**Parti dell'esercizio**
1. Elenca tutti gli articoli di legge citati nel testo sulla sentenza del Tribunale di Oristano, con il relativo riferimento normativo.
2. Rispondi alle seguenti domande sul testo sulla sentenza del Tribunale di Oristano.
(a) Chi ha ottenuto la sentenza?
(b) In quanti trimestri su 42 è stata rilevata l'usura secondo la formula del teg?
(c) A quanto ammonta il saldo a debito del correntista dopo la detrazione degli importi indebitamente addebitati?

**Testo di lettura**
• • • • •
TRIBUNALE DI ORISTANO – Sentenza favorevole

tribunale di Oristano

Sentenza positiva ottenuta dall’Avv. Valeria Melis sul Tribunale di Oristano di cui Vi invitiamo a leggere con attenzione anche il commento della collega:

“….invio con la presente la pronuncia in oggetto, segnalando la particolare importanza della medesima in merito ad alcune questioni ancora controverse nei vari Tribunali. In particolare, il Giudice, adeguandosi alle rilevazioni operate dal CTU nella propria relazione, ha sposato appieno la tesi della legittimità esclusiva della formula del teg e non della Banca d’Italia (rilevando usura in 37 trimestri in luogo di 11 su 42); il tutto previo ordine di esibizione dei contratti originari a carico della banca, sottolineando che “la richiesta del contratto di conto corrente, al di là dell’art.119, comma 4°, TUB, relativo alla “documentazione inerente a singole operazioni”, trova fondamento immediato e diretto nel principio di correttezza e buona fede in senso oggettivo che le parti devono osservare nel rapporto obbligatorio in generale (art. 1175 c.c.) e, in specie, nell’esecuzione del contratto (art. 1375 c.c.)”; quanto alle commissioni di massimo scoperto, pur essendo previste in contratto, il Giudice rileva come le stesse siano “strettamente correlate al massimo scoperto, traducendosi sostanzialmente in una maggiorazione indebita degli interessi a carico del correntista”, ritenendo fondata la domanda attorea anche sul punto, come in relazione all’addebito di una serie di spese mai pattuite. Ne deriva che, partendo dal saldo di estratto conto bancario di euro di euro 40.195,14 a debito del correntista e detratti gli importi indebitamente addebitati, risulta un saldo a debito del correntista pari a euro 2.924,13.
In realtà la pronuncia risulta carente in merito ad alcune verifiche trascurate dal Giudice, pur tempestivamente eccepite, ma resta il dato inconfutabile di una differenza indebitamente addebitata pari a euro 37.271,01 e dell’accertamento di una pratica usuraria diffusa per tutta la durata del rapporto.”
• • • • •
**Elenco dei dati**
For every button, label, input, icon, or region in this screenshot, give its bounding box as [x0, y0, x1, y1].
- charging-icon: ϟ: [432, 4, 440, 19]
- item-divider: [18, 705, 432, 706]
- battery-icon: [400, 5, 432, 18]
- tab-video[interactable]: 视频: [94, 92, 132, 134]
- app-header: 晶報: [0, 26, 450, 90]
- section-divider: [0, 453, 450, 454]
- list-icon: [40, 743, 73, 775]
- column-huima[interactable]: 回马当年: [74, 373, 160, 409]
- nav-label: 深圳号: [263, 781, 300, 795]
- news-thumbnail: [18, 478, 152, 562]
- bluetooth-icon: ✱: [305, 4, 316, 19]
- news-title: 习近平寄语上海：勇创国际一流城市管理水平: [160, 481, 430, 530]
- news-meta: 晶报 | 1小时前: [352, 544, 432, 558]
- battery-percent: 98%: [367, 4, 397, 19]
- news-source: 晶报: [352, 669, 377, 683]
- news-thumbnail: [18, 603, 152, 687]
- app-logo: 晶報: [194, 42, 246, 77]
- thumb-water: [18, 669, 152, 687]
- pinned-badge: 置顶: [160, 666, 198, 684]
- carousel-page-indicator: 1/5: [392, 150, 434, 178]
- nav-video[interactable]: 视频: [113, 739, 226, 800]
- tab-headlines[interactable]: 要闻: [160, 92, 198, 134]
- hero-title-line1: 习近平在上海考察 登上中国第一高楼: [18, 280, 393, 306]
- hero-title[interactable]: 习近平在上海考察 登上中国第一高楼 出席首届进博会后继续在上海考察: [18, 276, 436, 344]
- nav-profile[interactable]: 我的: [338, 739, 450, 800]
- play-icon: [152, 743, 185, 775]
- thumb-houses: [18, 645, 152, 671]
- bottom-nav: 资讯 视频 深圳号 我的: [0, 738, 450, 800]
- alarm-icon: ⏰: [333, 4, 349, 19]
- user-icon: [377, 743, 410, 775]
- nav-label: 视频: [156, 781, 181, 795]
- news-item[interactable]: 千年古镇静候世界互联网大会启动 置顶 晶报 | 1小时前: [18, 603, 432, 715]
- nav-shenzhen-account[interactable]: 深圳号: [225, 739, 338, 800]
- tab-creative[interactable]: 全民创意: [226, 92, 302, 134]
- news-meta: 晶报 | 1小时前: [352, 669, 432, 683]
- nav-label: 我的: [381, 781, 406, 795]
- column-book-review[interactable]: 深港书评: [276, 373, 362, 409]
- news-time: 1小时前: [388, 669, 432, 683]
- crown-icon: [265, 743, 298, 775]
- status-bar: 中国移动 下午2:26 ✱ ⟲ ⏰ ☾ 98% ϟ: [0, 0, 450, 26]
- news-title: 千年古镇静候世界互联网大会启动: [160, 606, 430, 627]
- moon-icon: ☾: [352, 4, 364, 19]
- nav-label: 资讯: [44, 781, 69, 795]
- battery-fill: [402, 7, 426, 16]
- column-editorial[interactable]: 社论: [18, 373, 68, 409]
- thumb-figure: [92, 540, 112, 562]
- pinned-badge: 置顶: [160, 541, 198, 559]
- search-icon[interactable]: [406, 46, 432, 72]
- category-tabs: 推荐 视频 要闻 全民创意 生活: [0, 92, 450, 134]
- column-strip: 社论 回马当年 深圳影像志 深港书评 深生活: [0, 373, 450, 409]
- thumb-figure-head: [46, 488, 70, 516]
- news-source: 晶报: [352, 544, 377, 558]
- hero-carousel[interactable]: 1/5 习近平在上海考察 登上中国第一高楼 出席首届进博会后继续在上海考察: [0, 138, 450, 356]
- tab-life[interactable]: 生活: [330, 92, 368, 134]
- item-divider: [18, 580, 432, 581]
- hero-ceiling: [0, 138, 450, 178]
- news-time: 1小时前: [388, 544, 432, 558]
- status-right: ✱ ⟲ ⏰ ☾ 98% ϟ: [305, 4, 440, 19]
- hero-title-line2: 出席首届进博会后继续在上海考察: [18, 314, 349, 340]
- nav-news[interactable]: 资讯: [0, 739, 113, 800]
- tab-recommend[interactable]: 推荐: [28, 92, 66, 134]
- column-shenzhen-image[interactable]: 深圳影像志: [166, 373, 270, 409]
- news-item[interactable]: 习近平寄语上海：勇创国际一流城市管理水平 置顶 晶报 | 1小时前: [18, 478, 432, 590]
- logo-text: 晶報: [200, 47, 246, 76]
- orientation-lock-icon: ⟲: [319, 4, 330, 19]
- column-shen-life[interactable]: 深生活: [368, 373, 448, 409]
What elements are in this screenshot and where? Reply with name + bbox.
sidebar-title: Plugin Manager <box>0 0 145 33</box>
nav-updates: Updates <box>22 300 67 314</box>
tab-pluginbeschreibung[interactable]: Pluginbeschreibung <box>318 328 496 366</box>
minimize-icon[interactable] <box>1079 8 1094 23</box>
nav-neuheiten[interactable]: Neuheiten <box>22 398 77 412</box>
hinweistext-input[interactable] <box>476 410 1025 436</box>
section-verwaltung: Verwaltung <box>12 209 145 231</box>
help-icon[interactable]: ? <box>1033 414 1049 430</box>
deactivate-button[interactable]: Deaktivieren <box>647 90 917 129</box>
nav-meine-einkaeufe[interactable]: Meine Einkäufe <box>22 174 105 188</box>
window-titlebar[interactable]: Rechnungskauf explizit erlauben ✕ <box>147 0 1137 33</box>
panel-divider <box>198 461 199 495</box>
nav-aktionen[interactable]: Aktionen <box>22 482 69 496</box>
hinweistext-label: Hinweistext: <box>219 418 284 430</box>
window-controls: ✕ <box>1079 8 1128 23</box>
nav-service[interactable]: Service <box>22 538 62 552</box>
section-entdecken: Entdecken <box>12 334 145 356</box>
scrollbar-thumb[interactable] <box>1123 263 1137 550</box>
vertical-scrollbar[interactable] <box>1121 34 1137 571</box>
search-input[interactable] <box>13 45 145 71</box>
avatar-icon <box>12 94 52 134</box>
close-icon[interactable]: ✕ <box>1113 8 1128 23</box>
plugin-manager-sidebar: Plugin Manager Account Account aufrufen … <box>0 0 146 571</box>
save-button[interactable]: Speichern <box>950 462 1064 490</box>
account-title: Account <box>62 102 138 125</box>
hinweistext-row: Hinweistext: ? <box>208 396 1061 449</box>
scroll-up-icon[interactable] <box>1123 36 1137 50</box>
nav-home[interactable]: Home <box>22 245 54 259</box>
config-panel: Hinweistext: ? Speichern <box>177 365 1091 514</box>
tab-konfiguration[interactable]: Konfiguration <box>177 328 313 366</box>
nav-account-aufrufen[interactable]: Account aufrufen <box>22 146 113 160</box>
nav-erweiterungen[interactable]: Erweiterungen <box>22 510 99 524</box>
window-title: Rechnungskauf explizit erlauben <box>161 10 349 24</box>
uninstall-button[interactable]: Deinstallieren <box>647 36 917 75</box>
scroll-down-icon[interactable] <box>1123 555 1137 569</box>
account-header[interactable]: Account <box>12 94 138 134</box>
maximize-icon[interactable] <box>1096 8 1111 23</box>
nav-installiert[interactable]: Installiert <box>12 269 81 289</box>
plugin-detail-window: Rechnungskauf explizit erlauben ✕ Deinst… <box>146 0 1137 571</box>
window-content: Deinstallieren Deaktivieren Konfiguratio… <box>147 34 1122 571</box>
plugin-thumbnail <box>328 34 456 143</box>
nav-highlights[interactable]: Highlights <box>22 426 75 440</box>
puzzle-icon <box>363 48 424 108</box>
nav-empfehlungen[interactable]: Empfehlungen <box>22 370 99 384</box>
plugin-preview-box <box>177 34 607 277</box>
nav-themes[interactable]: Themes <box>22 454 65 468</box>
• • • • •
**Soluzioni**
1.
art. 119, comma 4°, TUB
art. 1175 c.c.
art. 1375 c.c.

2.
(a) L'Avv. Valeria Melis.
(b) In 37 trimestri.
(c) A euro 2.924,13.